[Begin DATA FOR THE TASK]

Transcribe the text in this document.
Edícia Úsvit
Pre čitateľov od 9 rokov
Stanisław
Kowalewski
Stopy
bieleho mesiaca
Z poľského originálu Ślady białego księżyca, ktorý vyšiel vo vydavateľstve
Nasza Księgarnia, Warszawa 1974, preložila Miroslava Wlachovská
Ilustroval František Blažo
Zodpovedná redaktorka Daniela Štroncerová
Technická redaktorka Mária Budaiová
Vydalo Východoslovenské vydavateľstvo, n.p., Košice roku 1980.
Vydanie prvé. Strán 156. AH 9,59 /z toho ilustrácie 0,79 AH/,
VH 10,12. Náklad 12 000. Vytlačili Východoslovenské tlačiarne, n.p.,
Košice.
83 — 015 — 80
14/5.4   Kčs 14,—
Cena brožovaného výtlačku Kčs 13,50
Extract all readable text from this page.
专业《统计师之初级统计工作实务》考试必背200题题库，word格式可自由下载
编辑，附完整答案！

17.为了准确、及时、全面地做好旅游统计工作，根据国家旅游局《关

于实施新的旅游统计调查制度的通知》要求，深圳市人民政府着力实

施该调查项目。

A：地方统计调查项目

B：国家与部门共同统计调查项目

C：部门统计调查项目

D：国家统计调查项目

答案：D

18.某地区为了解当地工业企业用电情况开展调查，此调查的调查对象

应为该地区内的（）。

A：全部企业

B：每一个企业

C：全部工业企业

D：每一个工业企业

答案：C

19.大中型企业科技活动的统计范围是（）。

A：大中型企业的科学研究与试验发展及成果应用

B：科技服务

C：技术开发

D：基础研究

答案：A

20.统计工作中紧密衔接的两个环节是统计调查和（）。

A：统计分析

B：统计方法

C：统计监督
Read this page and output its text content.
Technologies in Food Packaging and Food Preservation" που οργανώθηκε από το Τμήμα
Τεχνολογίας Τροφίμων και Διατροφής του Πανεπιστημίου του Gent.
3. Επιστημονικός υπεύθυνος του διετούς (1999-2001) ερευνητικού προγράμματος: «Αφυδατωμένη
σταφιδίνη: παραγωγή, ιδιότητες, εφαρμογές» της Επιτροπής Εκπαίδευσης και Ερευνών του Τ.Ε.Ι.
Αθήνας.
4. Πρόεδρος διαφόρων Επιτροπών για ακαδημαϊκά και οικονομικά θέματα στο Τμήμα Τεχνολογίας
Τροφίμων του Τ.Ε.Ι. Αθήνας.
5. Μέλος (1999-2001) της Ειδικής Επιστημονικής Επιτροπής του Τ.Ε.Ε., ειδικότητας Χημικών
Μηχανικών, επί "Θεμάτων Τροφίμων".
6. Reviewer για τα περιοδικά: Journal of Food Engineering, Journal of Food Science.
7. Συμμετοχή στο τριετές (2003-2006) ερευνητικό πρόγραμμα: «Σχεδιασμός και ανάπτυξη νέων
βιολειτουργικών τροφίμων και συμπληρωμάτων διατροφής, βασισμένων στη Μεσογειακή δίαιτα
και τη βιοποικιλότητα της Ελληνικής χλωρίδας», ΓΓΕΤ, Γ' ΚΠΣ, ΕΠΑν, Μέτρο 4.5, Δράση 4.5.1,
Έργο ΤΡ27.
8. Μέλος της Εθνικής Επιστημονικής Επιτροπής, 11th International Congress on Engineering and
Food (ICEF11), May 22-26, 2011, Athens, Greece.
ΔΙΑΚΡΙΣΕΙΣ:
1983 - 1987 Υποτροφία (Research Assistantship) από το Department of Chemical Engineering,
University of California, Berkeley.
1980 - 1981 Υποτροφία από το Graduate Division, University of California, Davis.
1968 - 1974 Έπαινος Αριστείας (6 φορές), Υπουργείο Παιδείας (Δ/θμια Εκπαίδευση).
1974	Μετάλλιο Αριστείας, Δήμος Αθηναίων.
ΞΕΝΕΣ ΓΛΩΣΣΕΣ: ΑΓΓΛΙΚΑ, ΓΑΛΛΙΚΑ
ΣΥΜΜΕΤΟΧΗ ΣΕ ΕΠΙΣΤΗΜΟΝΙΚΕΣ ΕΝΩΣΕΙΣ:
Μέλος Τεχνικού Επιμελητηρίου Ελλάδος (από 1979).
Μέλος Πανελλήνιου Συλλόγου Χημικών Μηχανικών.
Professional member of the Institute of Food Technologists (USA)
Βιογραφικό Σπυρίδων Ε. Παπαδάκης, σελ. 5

[End DATA FOR THE TASK]

▸ **GOAL OF THE EXERCISE**
Give back the lines above exactly, from the one with "Extract all readable text from this page." through the last line.

▸ **FULL OUTPUT**
Extract all readable text from this page.
专业《统计师之初级统计工作实务》考试必背200题题库，word格式可自由下载
编辑，附完整答案！

17.为了准确、及时、全面地做好旅游统计工作，根据国家旅游局《关

于实施新的旅游统计调查制度的通知》要求，深圳市人民政府着力实

施该调查项目。

A：地方统计调查项目

B：国家与部门共同统计调查项目

C：部门统计调查项目

D：国家统计调查项目

答案：D

18.某地区为了解当地工业企业用电情况开展调查，此调查的调查对象

应为该地区内的（）。

A：全部企业

B：每一个企业

C：全部工业企业

D：每一个工业企业

答案：C

19.大中型企业科技活动的统计范围是（）。

A：大中型企业的科学研究与试验发展及成果应用

B：科技服务

C：技术开发

D：基础研究

答案：A

20.统计工作中紧密衔接的两个环节是统计调查和（）。

A：统计分析

B：统计方法

C：统计监督
Read this page and output its text content.
Technologies in Food Packaging and Food Preservation" που οργανώθηκε από το Τμήμα
Τεχνολογίας Τροφίμων και Διατροφής του Πανεπιστημίου του Gent.
3. Επιστημονικός υπεύθυνος του διετούς (1999-2001) ερευνητικού προγράμματος: «Αφυδατωμένη
σταφιδίνη: παραγωγή, ιδιότητες, εφαρμογές» της Επιτροπής Εκπαίδευσης και Ερευνών του Τ.Ε.Ι.
Αθήνας.
4. Πρόεδρος διαφόρων Επιτροπών για ακαδημαϊκά και οικονομικά θέματα στο Τμήμα Τεχνολογίας
Τροφίμων του Τ.Ε.Ι. Αθήνας.
5. Μέλος (1999-2001) της Ειδικής Επιστημονικής Επιτροπής του Τ.Ε.Ε., ειδικότητας Χημικών
Μηχανικών, επί "Θεμάτων Τροφίμων".
6. Reviewer για τα περιοδικά: Journal of Food Engineering, Journal of Food Science.
7. Συμμετοχή στο τριετές (2003-2006) ερευνητικό πρόγραμμα: «Σχεδιασμός και ανάπτυξη νέων
βιολειτουργικών τροφίμων και συμπληρωμάτων διατροφής, βασισμένων στη Μεσογειακή δίαιτα
και τη βιοποικιλότητα της Ελληνικής χλωρίδας», ΓΓΕΤ, Γ' ΚΠΣ, ΕΠΑν, Μέτρο 4.5, Δράση 4.5.1,
Έργο ΤΡ27.
8. Μέλος της Εθνικής Επιστημονικής Επιτροπής, 11th International Congress on Engineering and
Food (ICEF11), May 22-26, 2011, Athens, Greece.
ΔΙΑΚΡΙΣΕΙΣ:
1983 - 1987 Υποτροφία (Research Assistantship) από το Department of Chemical Engineering,
University of California, Berkeley.
1980 - 1981 Υποτροφία από το Graduate Division, University of California, Davis.
1968 - 1974 Έπαινος Αριστείας (6 φορές), Υπουργείο Παιδείας (Δ/θμια Εκπαίδευση).
1974	Μετάλλιο Αριστείας, Δήμος Αθηναίων.
ΞΕΝΕΣ ΓΛΩΣΣΕΣ: ΑΓΓΛΙΚΑ, ΓΑΛΛΙΚΑ
ΣΥΜΜΕΤΟΧΗ ΣΕ ΕΠΙΣΤΗΜΟΝΙΚΕΣ ΕΝΩΣΕΙΣ:
Μέλος Τεχνικού Επιμελητηρίου Ελλάδος (από 1979).
Μέλος Πανελλήνιου Συλλόγου Χημικών Μηχανικών.
Professional member of the Institute of Food Technologists (USA)
Βιογραφικό Σπυρίδων Ε. Παπαδάκης, σελ. 5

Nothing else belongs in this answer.